• **SHORT PROBLEM**
The records below need retyping in full; give them again exactly.

------

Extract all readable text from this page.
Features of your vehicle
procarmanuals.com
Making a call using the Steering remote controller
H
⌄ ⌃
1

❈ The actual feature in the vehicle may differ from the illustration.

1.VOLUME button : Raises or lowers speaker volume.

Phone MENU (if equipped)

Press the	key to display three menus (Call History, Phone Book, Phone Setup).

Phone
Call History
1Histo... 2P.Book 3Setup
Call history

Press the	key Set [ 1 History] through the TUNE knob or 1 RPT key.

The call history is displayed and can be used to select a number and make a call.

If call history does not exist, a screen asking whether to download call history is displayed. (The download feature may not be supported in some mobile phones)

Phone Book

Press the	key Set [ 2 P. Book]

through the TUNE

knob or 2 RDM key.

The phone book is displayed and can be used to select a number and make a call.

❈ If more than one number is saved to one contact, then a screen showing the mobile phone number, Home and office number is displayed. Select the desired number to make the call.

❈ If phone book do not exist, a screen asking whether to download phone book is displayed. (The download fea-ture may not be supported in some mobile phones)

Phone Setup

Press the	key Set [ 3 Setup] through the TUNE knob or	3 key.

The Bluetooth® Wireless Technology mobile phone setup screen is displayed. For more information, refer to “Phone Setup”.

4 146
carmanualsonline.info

------

• **SOLUTION FOR THIS PROBLEM**
Extract all readable text from this page.
Features of your vehicle
procarmanuals.com
Making a call using the Steering remote controller
H
⌄ ⌃
1

❈ The actual feature in the vehicle may differ from the illustration.

1.VOLUME button : Raises or lowers speaker volume.

Phone MENU (if equipped)

Press the	key to display three menus (Call History, Phone Book, Phone Setup).

Phone
Call History
1Histo... 2P.Book 3Setup
Call history

Press the	key Set [ 1 History] through the TUNE knob or 1 RPT key.

The call history is displayed and can be used to select a number and make a call.

If call history does not exist, a screen asking whether to download call history is displayed. (The download feature may not be supported in some mobile phones)

Phone Book

Press the	key Set [ 2 P. Book]

through the TUNE

knob or 2 RDM key.

The phone book is displayed and can be used to select a number and make a call.

❈ If more than one number is saved to one contact, then a screen showing the mobile phone number, Home and office number is displayed. Select the desired number to make the call.

❈ If phone book do not exist, a screen asking whether to download phone book is displayed. (The download fea-ture may not be supported in some mobile phones)

Phone Setup

Press the	key Set [ 3 Setup] through the TUNE knob or	3 key.

The Bluetooth® Wireless Technology mobile phone setup screen is displayed. For more information, refer to “Phone Setup”.

4 146
carmanualsonline.info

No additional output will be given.